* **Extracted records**
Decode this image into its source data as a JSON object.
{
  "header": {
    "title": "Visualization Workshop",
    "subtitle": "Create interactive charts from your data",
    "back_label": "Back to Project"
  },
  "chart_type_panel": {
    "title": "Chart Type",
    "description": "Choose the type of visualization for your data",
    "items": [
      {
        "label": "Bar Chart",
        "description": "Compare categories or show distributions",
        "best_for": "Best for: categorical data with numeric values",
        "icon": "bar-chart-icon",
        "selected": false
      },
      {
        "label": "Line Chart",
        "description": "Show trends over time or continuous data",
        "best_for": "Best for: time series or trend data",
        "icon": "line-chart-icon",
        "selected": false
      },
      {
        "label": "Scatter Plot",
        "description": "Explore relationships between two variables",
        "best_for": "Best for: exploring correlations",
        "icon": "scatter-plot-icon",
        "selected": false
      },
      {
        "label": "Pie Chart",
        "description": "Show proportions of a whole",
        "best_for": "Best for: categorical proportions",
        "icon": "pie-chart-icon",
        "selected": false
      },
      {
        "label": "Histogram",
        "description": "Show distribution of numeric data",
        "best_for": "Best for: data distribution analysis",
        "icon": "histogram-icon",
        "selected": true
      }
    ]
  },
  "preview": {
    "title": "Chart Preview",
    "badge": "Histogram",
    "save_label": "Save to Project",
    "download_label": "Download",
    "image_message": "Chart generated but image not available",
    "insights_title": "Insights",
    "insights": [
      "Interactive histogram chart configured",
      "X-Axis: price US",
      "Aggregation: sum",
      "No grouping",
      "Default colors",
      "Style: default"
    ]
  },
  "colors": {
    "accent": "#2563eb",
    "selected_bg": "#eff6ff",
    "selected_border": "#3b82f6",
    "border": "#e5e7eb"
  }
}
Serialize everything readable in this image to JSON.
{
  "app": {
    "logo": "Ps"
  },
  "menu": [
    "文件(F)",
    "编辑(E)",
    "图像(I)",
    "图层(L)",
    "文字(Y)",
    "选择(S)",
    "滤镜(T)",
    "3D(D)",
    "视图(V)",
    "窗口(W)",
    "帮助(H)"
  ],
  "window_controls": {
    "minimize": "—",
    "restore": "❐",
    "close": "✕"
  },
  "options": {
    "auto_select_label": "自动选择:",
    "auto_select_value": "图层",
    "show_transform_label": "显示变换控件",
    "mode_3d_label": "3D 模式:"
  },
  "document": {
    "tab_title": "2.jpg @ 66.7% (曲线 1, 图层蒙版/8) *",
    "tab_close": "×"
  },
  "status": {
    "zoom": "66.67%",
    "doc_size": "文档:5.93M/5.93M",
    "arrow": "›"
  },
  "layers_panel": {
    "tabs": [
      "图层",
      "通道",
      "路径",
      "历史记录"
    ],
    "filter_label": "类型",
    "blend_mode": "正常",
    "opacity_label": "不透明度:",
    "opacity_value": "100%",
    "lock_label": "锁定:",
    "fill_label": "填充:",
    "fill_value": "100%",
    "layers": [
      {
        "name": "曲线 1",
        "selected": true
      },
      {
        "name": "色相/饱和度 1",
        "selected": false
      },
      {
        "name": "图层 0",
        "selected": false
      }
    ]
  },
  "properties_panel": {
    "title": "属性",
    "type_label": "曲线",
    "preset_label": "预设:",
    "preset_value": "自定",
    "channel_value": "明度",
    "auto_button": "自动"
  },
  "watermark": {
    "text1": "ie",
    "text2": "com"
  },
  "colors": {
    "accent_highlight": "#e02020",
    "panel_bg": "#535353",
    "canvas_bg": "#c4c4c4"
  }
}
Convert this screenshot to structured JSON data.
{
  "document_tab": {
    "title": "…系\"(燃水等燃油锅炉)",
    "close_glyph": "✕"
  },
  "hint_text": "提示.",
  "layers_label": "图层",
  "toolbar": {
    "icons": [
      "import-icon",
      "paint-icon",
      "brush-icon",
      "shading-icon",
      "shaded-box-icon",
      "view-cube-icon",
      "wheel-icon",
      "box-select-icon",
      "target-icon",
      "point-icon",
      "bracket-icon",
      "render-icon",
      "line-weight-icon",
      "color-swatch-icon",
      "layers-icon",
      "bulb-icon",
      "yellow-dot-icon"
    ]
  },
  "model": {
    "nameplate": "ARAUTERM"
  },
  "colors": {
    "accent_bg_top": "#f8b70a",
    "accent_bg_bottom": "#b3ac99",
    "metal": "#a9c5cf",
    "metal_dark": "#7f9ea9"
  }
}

* **Exercise details**
Locate the line that contains "Serialize everything readable". Repeat it and every line after it, up to and including the final line, exactly.

* **Response to this exercise**
Serialize everything readable in this image to JSON.
{
  "app": {
    "logo": "Ps"
  },
  "menu": [
    "文件(F)",
    "编辑(E)",
    "图像(I)",
    "图层(L)",
    "文字(Y)",
    "选择(S)",
    "滤镜(T)",
    "3D(D)",
    "视图(V)",
    "窗口(W)",
    "帮助(H)"
  ],
  "window_controls": {
    "minimize": "—",
    "restore": "❐",
    "close": "✕"
  },
  "options": {
    "auto_select_label": "自动选择:",
    "auto_select_value": "图层",
    "show_transform_label": "显示变换控件",
    "mode_3d_label": "3D 模式:"
  },
  "document": {
    "tab_title": "2.jpg @ 66.7% (曲线 1, 图层蒙版/8) *",
    "tab_close": "×"
  },
  "status": {
    "zoom": "66.67%",
    "doc_size": "文档:5.93M/5.93M",
    "arrow": "›"
  },
  "layers_panel": {
    "tabs": [
      "图层",
      "通道",
      "路径",
      "历史记录"
    ],
    "filter_label": "类型",
    "blend_mode": "正常",
    "opacity_label": "不透明度:",
    "opacity_value": "100%",
    "lock_label": "锁定:",
    "fill_label": "填充:",
    "fill_value": "100%",
    "layers": [
      {
        "name": "曲线 1",
        "selected": true
      },
      {
        "name": "色相/饱和度 1",
        "selected": false
      },
      {
        "name": "图层 0",
        "selected": false
      }
    ]
  },
  "properties_panel": {
    "title": "属性",
    "type_label": "曲线",
    "preset_label": "预设:",
    "preset_value": "自定",
    "channel_value": "明度",
    "auto_button": "自动"
  },
  "watermark": {
    "text1": "ie",
    "text2": "com"
  },
  "colors": {
    "accent_highlight": "#e02020",
    "panel_bg": "#535353",
    "canvas_bg": "#c4c4c4"
  }
}
Convert this screenshot to structured JSON data.
{
  "document_tab": {
    "title": "…系\"(燃水等燃油锅炉)",
    "close_glyph": "✕"
  },
  "hint_text": "提示.",
  "layers_label": "图层",
  "toolbar": {
    "icons": [
      "import-icon",
      "paint-icon",
      "brush-icon",
      "shading-icon",
      "shaded-box-icon",
      "view-cube-icon",
      "wheel-icon",
      "box-select-icon",
      "target-icon",
      "point-icon",
      "bracket-icon",
      "render-icon",
      "line-weight-icon",
      "color-swatch-icon",
      "layers-icon",
      "bulb-icon",
      "yellow-dot-icon"
    ]
  },
  "model": {
    "nameplate": "ARAUTERM"
  },
  "colors": {
    "accent_bg_top": "#f8b70a",
    "accent_bg_bottom": "#b3ac99",
    "metal": "#a9c5cf",
    "metal_dark": "#7f9ea9"
  }
}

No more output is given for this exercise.